— Begin Source excerpt —

Tim Chown wrote:
On Tue, May 03, 2005 at 05:41:13PM +0200, Brian E Carpenter wrote:


The point is that (at the ISPs' request) the diffserv model allows
each ISP along the path to apply a different policy - so a packet
marked for EF treatment inside one ISP might be marked for AF
treatment inside another ISP. (You can argue that would be stupid, but
that's what the diffserv WG heard from the ISPs.) So different SPs will
interpret the same label differently.


How weird :)

The example I chose was deliberately weird to indicate the principle. Perhaps a more realistic example is if ISP A marks VoIP traffic with the EF code point, and ISP B marks it with Class Selector 5 (formerly known as Precedence 5).


In the academic community, a lot of effort has been put in to agree some
common DSCP semantics; this has been particulary useful for LBE, where
end-to-end immutability of the DSCP is highly desirable (DSCP=8).

Well, it wouldn't be needed if everyone agreed that all sources would use Flow Label = 8 for all LBE flows, but different domains chose to use (say) DSCP=0 or DSCP=8 for LBE traffic.


If an ISP wants to apply local marking then it can, but one would hope the value would be restored on exit from the ISP's scope.

— End Source excerpt —

### [Aim A]
Duplicate the stretch of the listing from the line that contains "registered-capital-cell: 100万人民币 <box>323 1193" through the line that contains "district-cell: 海门市 <box>601 414 681 455</box>", including both of those lines.

— Begin Dataset records —

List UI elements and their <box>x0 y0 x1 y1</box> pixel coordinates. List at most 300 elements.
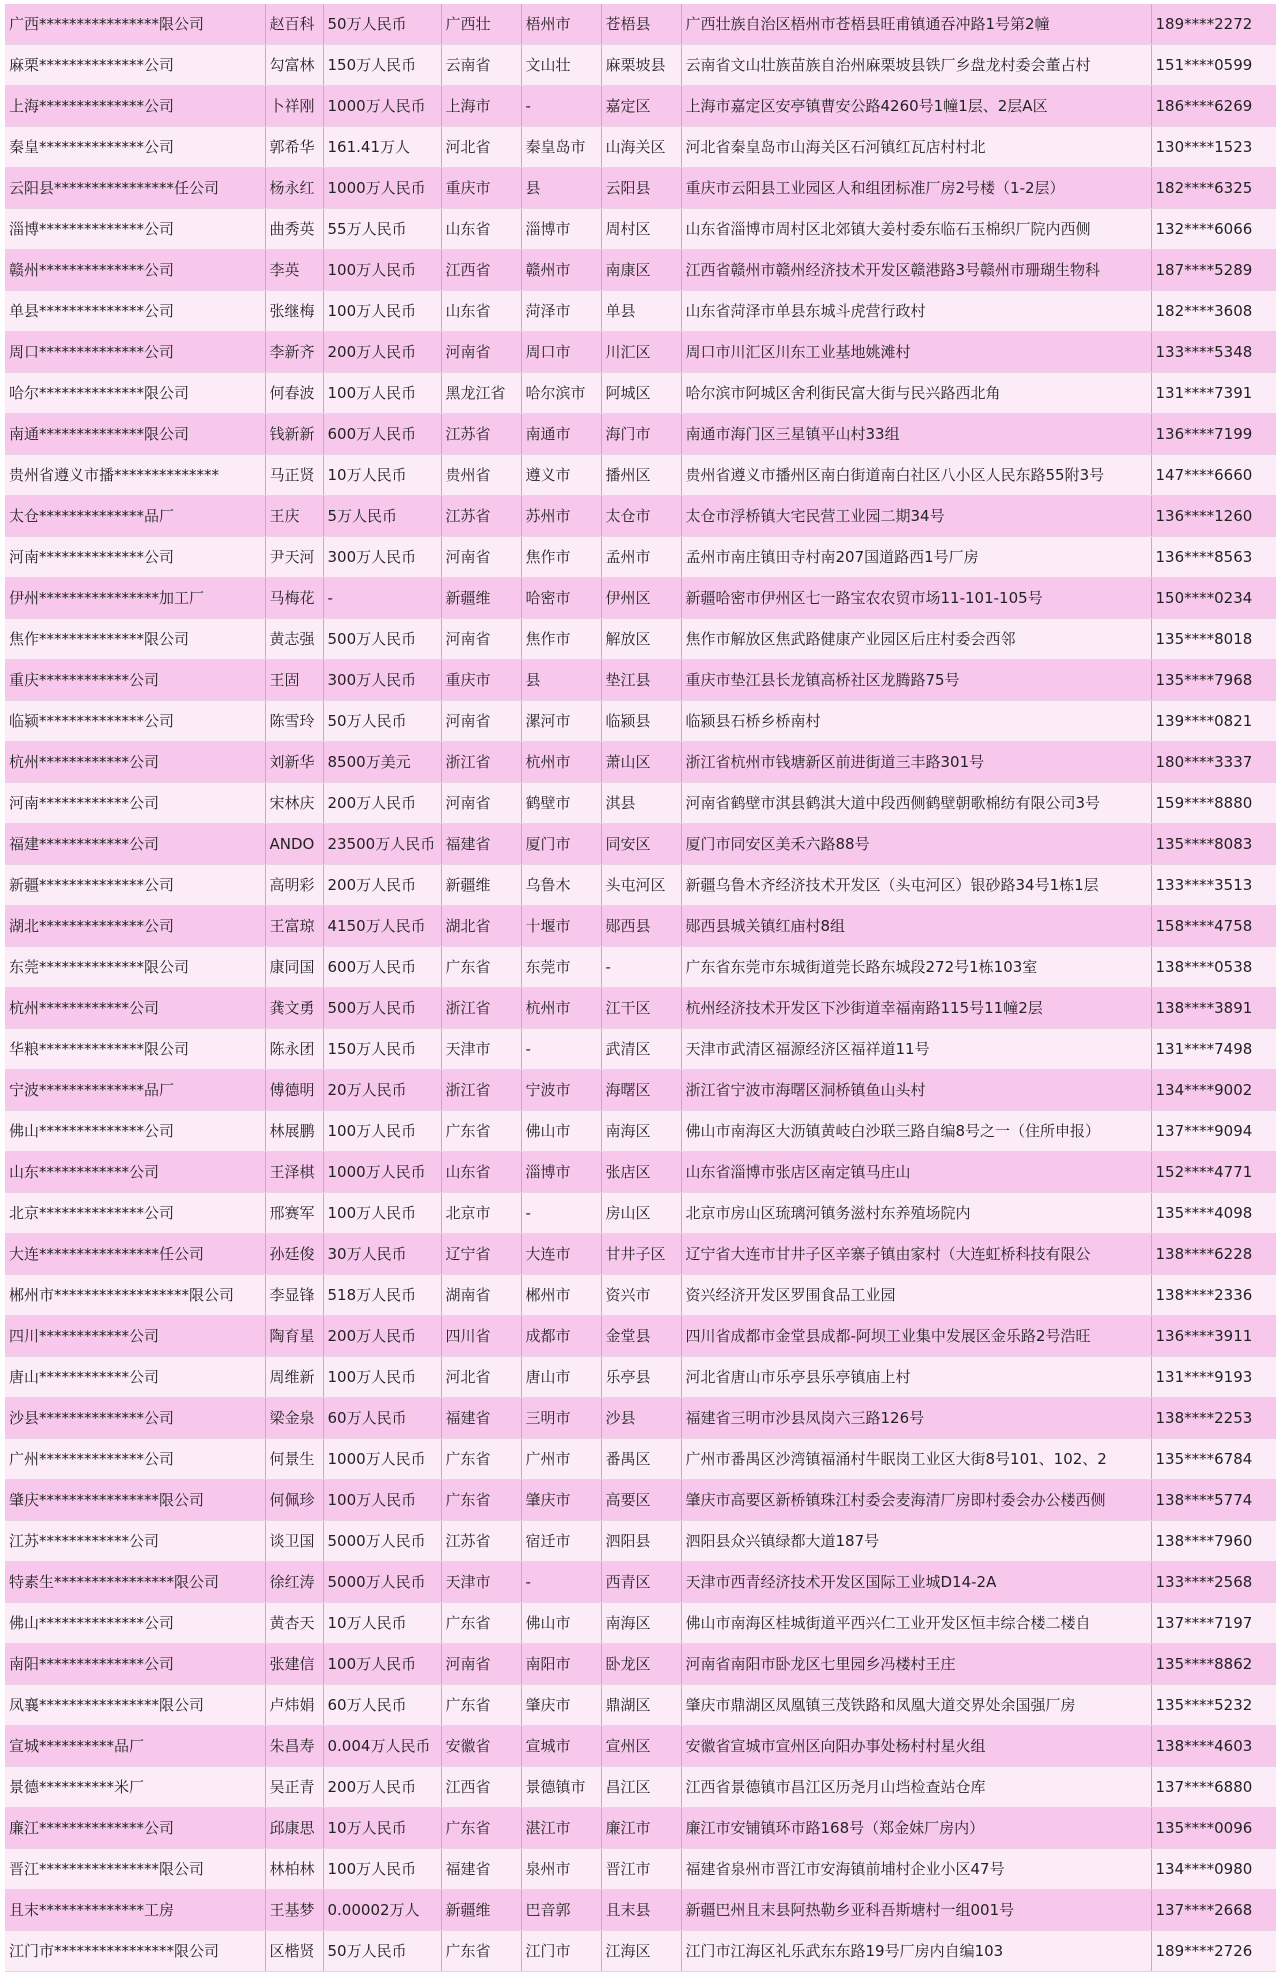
registered-capital-cell: 100万人民币 <box>323 1193 441 1234</box>
phone-cell: 136****1260 <box>1151 496 1276 537</box>
province-cell: 广东省 <box>441 1603 521 1644</box>
address-cell: 江西省景德镇市昌江区历尧月山垱检查站仓库 <box>681 1767 1151 1808</box>
district-cell: 山海关区 <box>601 127 681 168</box>
province-cell: 广东省 <box>441 1111 521 1152</box>
registered-capital-cell: 1000万人民币 <box>323 86 441 127</box>
address-cell: 江西省赣州市赣州经济技术开发区赣港路3号赣州市珊瑚生物科 <box>681 250 1151 291</box>
registered-capital-cell: 0.004万人民币 <box>323 1726 441 1767</box>
company-name-cell: 江苏************公司 <box>5 1521 265 1562</box>
district-cell: 同安区 <box>601 824 681 865</box>
registered-capital-cell: 1000万人民币 <box>323 1152 441 1193</box>
province-cell: 河南省 <box>441 332 521 373</box>
legal-person-cell: 周维新 <box>265 1357 323 1398</box>
phone-cell: 135****8083 <box>1151 824 1276 865</box>
registered-capital-cell: 200万人民币 <box>323 1767 441 1808</box>
province-cell: 四川省 <box>441 1316 521 1357</box>
city-cell: 郴州市 <box>521 1275 601 1316</box>
phone-cell: 180****3337 <box>1151 742 1276 783</box>
registered-capital-cell: 1000万人民币 <box>323 168 441 209</box>
legal-person-cell: 李英 <box>265 250 323 291</box>
province-cell: 广东省 <box>441 1439 521 1480</box>
district-cell: 海门市 <box>601 414 681 455</box>
registered-capital-cell: 100万人民币 <box>323 1357 441 1398</box>
table-row <box>5 168 1276 209</box>
company-name-cell: 沙县**************公司 <box>5 1398 265 1439</box>
table-row <box>5 537 1276 578</box>
address-cell: 福建省泉州市晋江市安海镇前埔村企业小区47号 <box>681 1849 1151 1890</box>
company-name-cell: 淄博**************公司 <box>5 209 265 250</box>
legal-person-cell: 梁金泉 <box>265 1398 323 1439</box>
city-cell: 佛山市 <box>521 1603 601 1644</box>
company-name-cell: 伊州****************加工厂 <box>5 578 265 619</box>
table-row <box>5 742 1276 783</box>
province-cell: 重庆市 <box>441 660 521 701</box>
district-cell: 甘井子区 <box>601 1234 681 1275</box>
company-name-cell: 肇庆****************限公司 <box>5 1480 265 1521</box>
phone-cell: 138****6228 <box>1151 1234 1276 1275</box>
table-row <box>5 619 1276 660</box>
phone-cell: 138****3891 <box>1151 988 1276 1029</box>
table-row <box>5 455 1276 496</box>
table-row <box>5 414 1276 455</box>
company-name-cell: 湖北**************公司 <box>5 906 265 947</box>
city-cell: 景德镇市 <box>521 1767 601 1808</box>
province-cell: 辽宁省 <box>441 1234 521 1275</box>
address-cell: 山东省淄博市张店区南定镇马庄山 <box>681 1152 1151 1193</box>
address-cell: 泗阳县众兴镇绿都大道187号 <box>681 1521 1151 1562</box>
city-cell: 菏泽市 <box>521 291 601 332</box>
phone-cell: 138****2336 <box>1151 1275 1276 1316</box>
province-cell: 贵州省 <box>441 455 521 496</box>
registered-capital-cell: 300万人民币 <box>323 660 441 701</box>
table-row <box>5 1070 1276 1111</box>
legal-person-cell: 陶育星 <box>265 1316 323 1357</box>
registered-capital-cell: 10万人民币 <box>323 1808 441 1849</box>
district-cell: 麻栗坡县 <box>601 45 681 86</box>
legal-person-cell: 陈永团 <box>265 1029 323 1070</box>
legal-person-cell: 黄杏天 <box>265 1603 323 1644</box>
company-name-cell: 焦作**************限公司 <box>5 619 265 660</box>
company-name-cell: 东莞**************限公司 <box>5 947 265 988</box>
province-cell: 江西省 <box>441 250 521 291</box>
address-cell: 广州市番禺区沙湾镇福涌村牛眠岗工业区大街8号101、102、2 <box>681 1439 1151 1480</box>
registered-capital-cell: 600万人民币 <box>323 414 441 455</box>
company-name-cell: 河南**************公司 <box>5 537 265 578</box>
registered-capital-cell: 8500万美元 <box>323 742 441 783</box>
legal-person-cell: 卢炜娟 <box>265 1685 323 1726</box>
district-cell: 周村区 <box>601 209 681 250</box>
registered-capital-cell: 100万人民币 <box>323 1849 441 1890</box>
registered-capital-cell: 60万人民币 <box>323 1685 441 1726</box>
province-cell: 广东省 <box>441 1480 521 1521</box>
table-row <box>5 1029 1276 1070</box>
phone-cell: 135****7968 <box>1151 660 1276 701</box>
company-name-cell: 广州**************公司 <box>5 1439 265 1480</box>
province-cell: 新疆维 <box>441 1890 521 1931</box>
district-cell: 泗阳县 <box>601 1521 681 1562</box>
company-name-cell: 上海**************公司 <box>5 86 265 127</box>
district-cell: 房山区 <box>601 1193 681 1234</box>
city-cell: 杭州市 <box>521 742 601 783</box>
district-cell: 头屯河区 <box>601 865 681 906</box>
company-name-cell: 廉江**************公司 <box>5 1808 265 1849</box>
legal-person-cell: 高明彩 <box>265 865 323 906</box>
table-row <box>5 1603 1276 1644</box>
legal-person-cell: 马正贤 <box>265 455 323 496</box>
phone-cell: 187****5289 <box>1151 250 1276 291</box>
address-cell: 云南省文山壮族苗族自治州麻栗坡县铁厂乡盘龙村委会董占村 <box>681 45 1151 86</box>
table-row <box>5 783 1276 824</box>
company-name-cell: 赣州**************公司 <box>5 250 265 291</box>
province-cell: 河北省 <box>441 127 521 168</box>
company-name-cell: 江门市****************限公司 <box>5 1931 265 1972</box>
address-cell: 新疆哈密市伊州区七一路宝农农贸市场11-101-105号 <box>681 578 1151 619</box>
company-name-cell: 佛山**************公司 <box>5 1111 265 1152</box>
province-cell: 广东省 <box>441 947 521 988</box>
table-row <box>5 1152 1276 1193</box>
address-cell: 贵州省遵义市播州区南白街道南白社区八小区人民东路55附3号 <box>681 455 1151 496</box>
phone-cell: 137****2668 <box>1151 1890 1276 1931</box>
address-cell: 临颍县石桥乡桥南村 <box>681 701 1151 742</box>
province-cell: 河北省 <box>441 1357 521 1398</box>
company-name-cell: 晋江****************限公司 <box>5 1849 265 1890</box>
company-name-cell: 麻栗**************公司 <box>5 45 265 86</box>
district-cell: 卧龙区 <box>601 1644 681 1685</box>
phone-cell: 137****6880 <box>1151 1767 1276 1808</box>
address-cell: 山东省菏泽市单县东城斗虎营行政村 <box>681 291 1151 332</box>
province-cell: 新疆维 <box>441 578 521 619</box>
registered-capital-cell: 200万人民币 <box>323 783 441 824</box>
legal-person-cell: 何景生 <box>265 1439 323 1480</box>
table-row <box>5 496 1276 537</box>
city-cell: 文山壮 <box>521 45 601 86</box>
province-cell: 福建省 <box>441 1398 521 1439</box>
district-cell: 江干区 <box>601 988 681 1029</box>
district-cell: 嘉定区 <box>601 86 681 127</box>
phone-cell: 138****7960 <box>1151 1521 1276 1562</box>
district-cell: 云阳县 <box>601 168 681 209</box>
district-cell: 垫江县 <box>601 660 681 701</box>
phone-cell: 133****3513 <box>1151 865 1276 906</box>
address-cell: 新疆乌鲁木齐经济技术开发区（头屯河区）银砂路34号1栋1层 <box>681 865 1151 906</box>
province-cell: 福建省 <box>441 824 521 865</box>
table-row <box>5 660 1276 701</box>
legal-person-cell: 邱康思 <box>265 1808 323 1849</box>
registered-capital-cell: 150万人民币 <box>323 45 441 86</box>
province-cell: 浙江省 <box>441 742 521 783</box>
registered-capital-cell: 20万人民币 <box>323 1070 441 1111</box>
phone-cell: 138****4603 <box>1151 1726 1276 1767</box>
province-cell: 安徽省 <box>441 1726 521 1767</box>
city-cell: 宿迁市 <box>521 1521 601 1562</box>
address-cell: 安徽省宣城市宣州区向阳办事处杨村村星火组 <box>681 1726 1151 1767</box>
table-row <box>5 1767 1276 1808</box>
table-row <box>5 332 1276 373</box>
address-cell: 廉江市安铺镇环市路168号（郑金妹厂房内） <box>681 1808 1151 1849</box>
phone-cell: 133****2568 <box>1151 1562 1276 1603</box>
province-cell: 河南省 <box>441 783 521 824</box>
company-name-cell: 福建************公司 <box>5 824 265 865</box>
records-table <box>5 4 1276 1972</box>
table-row <box>5 906 1276 947</box>
table-row <box>5 1521 1276 1562</box>
legal-person-cell: 何佩珍 <box>265 1480 323 1521</box>
address-cell: 哈尔滨市阿城区舍利街民富大街与民兴路西北角 <box>681 373 1151 414</box>
address-cell: 四川省成都市金堂县成都-阿坝工业集中发展区金乐路2号浩旺 <box>681 1316 1151 1357</box>
province-cell: 湖北省 <box>441 906 521 947</box>
province-cell: 新疆维 <box>441 865 521 906</box>
phone-cell: 158****4758 <box>1151 906 1276 947</box>
legal-person-cell: 李显锋 <box>265 1275 323 1316</box>
legal-person-cell: 陈雪玲 <box>265 701 323 742</box>
address-cell: 太仓市浮桥镇大宅民营工业园二期34号 <box>681 496 1151 537</box>
city-cell: 泉州市 <box>521 1849 601 1890</box>
district-cell: 川汇区 <box>601 332 681 373</box>
province-cell: 江苏省 <box>441 414 521 455</box>
legal-person-cell: 王泽棋 <box>265 1152 323 1193</box>
registered-capital-cell: 100万人民币 <box>323 250 441 291</box>
phone-cell: 136****3911 <box>1151 1316 1276 1357</box>
phone-cell: 138****5774 <box>1151 1480 1276 1521</box>
phone-cell: 139****0821 <box>1151 701 1276 742</box>
province-cell: 天津市 <box>441 1562 521 1603</box>
province-cell: 重庆市 <box>441 168 521 209</box>
legal-person-cell: 王富琼 <box>265 906 323 947</box>
city-cell: 广州市 <box>521 1439 601 1480</box>
table-row <box>5 4 1276 45</box>
company-name-cell: 哈尔**************限公司 <box>5 373 265 414</box>
company-name-cell: 景德**********米厂 <box>5 1767 265 1808</box>
city-cell: 赣州市 <box>521 250 601 291</box>
district-cell: 播州区 <box>601 455 681 496</box>
table-row <box>5 250 1276 291</box>
province-cell: 河南省 <box>441 1644 521 1685</box>
company-name-cell: 凤襄****************限公司 <box>5 1685 265 1726</box>
table-row <box>5 45 1276 86</box>
company-name-cell: 新疆**************公司 <box>5 865 265 906</box>
phone-cell: 137****7197 <box>1151 1603 1276 1644</box>
company-name-cell: 临颍**************公司 <box>5 701 265 742</box>
address-cell: 厦门市同安区美禾六路88号 <box>681 824 1151 865</box>
city-cell: 肇庆市 <box>521 1480 601 1521</box>
address-cell: 杭州经济技术开发区下沙街道幸福南路115号11幢2层 <box>681 988 1151 1029</box>
table-row <box>5 209 1276 250</box>
registered-capital-cell: 5000万人民币 <box>323 1562 441 1603</box>
company-name-cell: 且末**************工房 <box>5 1890 265 1931</box>
city-cell: 宣城市 <box>521 1726 601 1767</box>
legal-person-cell: 卜祥刚 <box>265 86 323 127</box>
city-cell: 巴音郭 <box>521 1890 601 1931</box>
registered-capital-cell: 60万人民币 <box>323 1398 441 1439</box>
district-cell: 番禺区 <box>601 1439 681 1480</box>
legal-person-cell: 李新齐 <box>265 332 323 373</box>
company-name-cell: 郴州市******************限公司 <box>5 1275 265 1316</box>
legal-person-cell: 王庆 <box>265 496 323 537</box>
legal-person-cell: 王固 <box>265 660 323 701</box>
company-name-cell: 河南************公司 <box>5 783 265 824</box>
address-cell: 肇庆市高要区新桥镇珠江村委会麦海清厂房即村委会办公楼西侧 <box>681 1480 1151 1521</box>
legal-person-cell: 区楷贤 <box>265 1931 323 1972</box>
district-cell: 伊州区 <box>601 578 681 619</box>
province-cell: 浙江省 <box>441 988 521 1029</box>
phone-cell: 150****0234 <box>1151 578 1276 619</box>
phone-cell: 131****9193 <box>1151 1357 1276 1398</box>
table-row <box>5 86 1276 127</box>
district-cell: 金堂县 <box>601 1316 681 1357</box>
city-cell: 县 <box>521 660 601 701</box>
province-cell: 江苏省 <box>441 1521 521 1562</box>
phone-cell: 131****7391 <box>1151 373 1276 414</box>
company-name-cell: 杭州************公司 <box>5 988 265 1029</box>
district-cell: 宣州区 <box>601 1726 681 1767</box>
registered-capital-cell: 600万人民币 <box>323 947 441 988</box>
table-row <box>5 1808 1276 1849</box>
company-name-cell: 宣城**********品厂 <box>5 1726 265 1767</box>
district-cell: 南海区 <box>601 1603 681 1644</box>
legal-person-cell: 尹天河 <box>265 537 323 578</box>
table-row <box>5 1931 1276 1972</box>
table-row <box>5 865 1276 906</box>
address-cell: 北京市房山区琉璃河镇务滋村东养殖场院内 <box>681 1193 1151 1234</box>
address-cell: 天津市西青经济技术开发区国际工业城D14-2A <box>681 1562 1151 1603</box>
province-cell: 河南省 <box>441 701 521 742</box>
registered-capital-cell: 1000万人民币 <box>323 1439 441 1480</box>
table-row <box>5 1562 1276 1603</box>
city-cell: 南通市 <box>521 414 601 455</box>
district-cell: 廉江市 <box>601 1808 681 1849</box>
district-cell: 太仓市 <box>601 496 681 537</box>
phone-cell: 186****6269 <box>1151 86 1276 127</box>
phone-cell: 136****7199 <box>1151 414 1276 455</box>
registered-capital-cell: 5万人民币 <box>323 496 441 537</box>
province-cell: 黑龙江省 <box>441 373 521 414</box>
registered-capital-cell: 518万人民币 <box>323 1275 441 1316</box>
table-row <box>5 1275 1276 1316</box>
province-cell: 山东省 <box>441 209 521 250</box>
address-cell: 资兴经济开发区罗围食品工业园 <box>681 1275 1151 1316</box>
company-name-cell: 唐山************公司 <box>5 1357 265 1398</box>
province-cell: 北京市 <box>441 1193 521 1234</box>
company-name-cell: 北京**************公司 <box>5 1193 265 1234</box>
legal-person-cell: 王基梦 <box>265 1890 323 1931</box>
province-cell: 江西省 <box>441 1767 521 1808</box>
district-cell: 孟州市 <box>601 537 681 578</box>
address-cell: 重庆市云阳县工业园区人和组团标准厂房2号楼（1-2层） <box>681 168 1151 209</box>
registered-capital-cell: 150万人民币 <box>323 1029 441 1070</box>
registered-capital-cell: 50万人民币 <box>323 701 441 742</box>
city-cell: 秦皇岛市 <box>521 127 601 168</box>
city-cell: 乌鲁木 <box>521 865 601 906</box>
province-cell: 云南省 <box>441 45 521 86</box>
address-cell: 福建省三明市沙县凤岗六三路126号 <box>681 1398 1151 1439</box>
registered-capital-cell: 300万人民币 <box>323 537 441 578</box>
city-cell: 成都市 <box>521 1316 601 1357</box>
company-name-cell: 秦皇**************公司 <box>5 127 265 168</box>
phone-cell: 151****0599 <box>1151 45 1276 86</box>
address-cell: 辽宁省大连市甘井子区辛寨子镇由家村（大连虹桥科技有限公 <box>681 1234 1151 1275</box>
address-cell: 焦作市解放区焦武路健康产业园区后庄村委会西邻 <box>681 619 1151 660</box>
legal-person-cell: 郭希华 <box>265 127 323 168</box>
city-cell: 淄博市 <box>521 1152 601 1193</box>
district-cell: 海曙区 <box>601 1070 681 1111</box>
district-cell: 淇县 <box>601 783 681 824</box>
phone-cell: 135****8862 <box>1151 1644 1276 1685</box>
province-cell: 河南省 <box>441 619 521 660</box>
table-row <box>5 1439 1276 1480</box>
city-cell: 江门市 <box>521 1931 601 1972</box>
legal-person-cell: 傅德明 <box>265 1070 323 1111</box>
address-cell: 浙江省宁波市海曙区洞桥镇鱼山头村 <box>681 1070 1151 1111</box>
city-cell: 淄博市 <box>521 209 601 250</box>
company-name-cell: 贵州省遵义市播************** <box>5 455 265 496</box>
phone-cell: 138****0538 <box>1151 947 1276 988</box>
district-cell: 资兴市 <box>601 1275 681 1316</box>
table-row <box>5 1726 1276 1767</box>
table-row <box>5 291 1276 332</box>
city-cell: 厦门市 <box>521 824 601 865</box>
table-row <box>5 127 1276 168</box>
registered-capital-cell: 10万人民币 <box>323 455 441 496</box>
registered-capital-cell: 200万人民币 <box>323 865 441 906</box>
address-cell: 河南省南阳市卧龙区七里园乡冯楼村王庄 <box>681 1644 1151 1685</box>
registered-capital-cell: 4150万人民币 <box>323 906 441 947</box>
table-row <box>5 373 1276 414</box>
phone-cell: 189****2726 <box>1151 1931 1276 1972</box>
province-cell: 江苏省 <box>441 496 521 537</box>
city-cell: 焦作市 <box>521 619 601 660</box>
address-cell: 浙江省杭州市钱塘新区前进街道三丰路301号 <box>681 742 1151 783</box>
registered-capital-cell: 500万人民币 <box>323 619 441 660</box>
address-cell: 河北省唐山市乐亭县乐亭镇庙上村 <box>681 1357 1151 1398</box>
city-cell: 哈尔滨市 <box>521 373 601 414</box>
city-cell: 南阳市 <box>521 1644 601 1685</box>
legal-person-cell: 龚文勇 <box>265 988 323 1029</box>
registered-capital-cell: 10万人民币 <box>323 1603 441 1644</box>
legal-person-cell: 谈卫国 <box>265 1521 323 1562</box>
district-cell: 苍梧县 <box>601 4 681 45</box>
province-cell: 广西壮 <box>441 4 521 45</box>
company-name-cell: 大连****************任公司 <box>5 1234 265 1275</box>
address-cell: 广西壮族自治区梧州市苍梧县旺甫镇通吞冲路1号第2幢 <box>681 4 1151 45</box>
phone-cell: 182****6325 <box>1151 168 1276 209</box>
legal-person-cell: 林展鹏 <box>265 1111 323 1152</box>
legal-person-cell: 杨永红 <box>265 168 323 209</box>
phone-cell: 135****0096 <box>1151 1808 1276 1849</box>
phone-cell: 130****1523 <box>1151 127 1276 168</box>
city-cell: 鹤壁市 <box>521 783 601 824</box>
province-cell: 浙江省 <box>441 1070 521 1111</box>
table-row <box>5 1357 1276 1398</box>
company-name-cell: 华粮**************限公司 <box>5 1029 265 1070</box>
address-cell: 上海市嘉定区安亭镇曹安公路4260号1幢1层、2层A区 <box>681 86 1151 127</box>
city-cell: - <box>521 86 601 127</box>
legal-person-cell: 宋林庆 <box>265 783 323 824</box>
city-cell: 肇庆市 <box>521 1685 601 1726</box>
phone-cell: 135****4098 <box>1151 1193 1276 1234</box>
city-cell: - <box>521 1562 601 1603</box>
table-row <box>5 1480 1276 1521</box>
city-cell: - <box>521 1029 601 1070</box>
address-cell: 佛山市南海区桂城街道平西兴仁工业开发区恒丰综合楼二楼自 <box>681 1603 1151 1644</box>
district-cell: 沙县 <box>601 1398 681 1439</box>
company-name-cell: 南阳**************公司 <box>5 1644 265 1685</box>
district-cell: 张店区 <box>601 1152 681 1193</box>
table-row <box>5 988 1276 1029</box>
table-row <box>5 1193 1276 1234</box>
district-cell: 郧西县 <box>601 906 681 947</box>
city-cell: 县 <box>521 168 601 209</box>
city-cell: 东莞市 <box>521 947 601 988</box>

— End Dataset records —

### [Aim B]
In the diffserv discussion's more realistic example, which code point does ISP B use to mark VoIP traffic?

### [Final answer A]
registered-capital-cell: 100万人民币 <box>323 1193 441 1234</box>
phone-cell: 136****1260 <box>1151 496 1276 537</box>
province-cell: 广东省 <box>441 1603 521 1644</box>
address-cell: 江西省景德镇市昌江区历尧月山垱检查站仓库 <box>681 1767 1151 1808</box>
district-cell: 山海关区 <box>601 127 681 168</box>
province-cell: 广东省 <box>441 1111 521 1152</box>
registered-capital-cell: 1000万人民币 <box>323 86 441 127</box>
address-cell: 江西省赣州市赣州经济技术开发区赣港路3号赣州市珊瑚生物科 <box>681 250 1151 291</box>
registered-capital-cell: 0.004万人民币 <box>323 1726 441 1767</box>
company-name-cell: 江苏************公司 <box>5 1521 265 1562</box>
district-cell: 同安区 <box>601 824 681 865</box>
registered-capital-cell: 1000万人民币 <box>323 1152 441 1193</box>
province-cell: 河南省 <box>441 332 521 373</box>
legal-person-cell: 周维新 <box>265 1357 323 1398</box>
phone-cell: 135****8083 <box>1151 824 1276 865</box>
registered-capital-cell: 200万人民币 <box>323 1767 441 1808</box>
province-cell: 四川省 <box>441 1316 521 1357</box>
city-cell: 郴州市 <box>521 1275 601 1316</box>
phone-cell: 180****3337 <box>1151 742 1276 783</box>
registered-capital-cell: 1000万人民币 <box>323 168 441 209</box>
legal-person-cell: 李英 <box>265 250 323 291</box>
province-cell: 广东省 <box>441 1439 521 1480</box>
district-cell: 海门市 <box>601 414 681 455</box>

### [Final answer B]
Class Selector 5, formerly known as Precedence 5.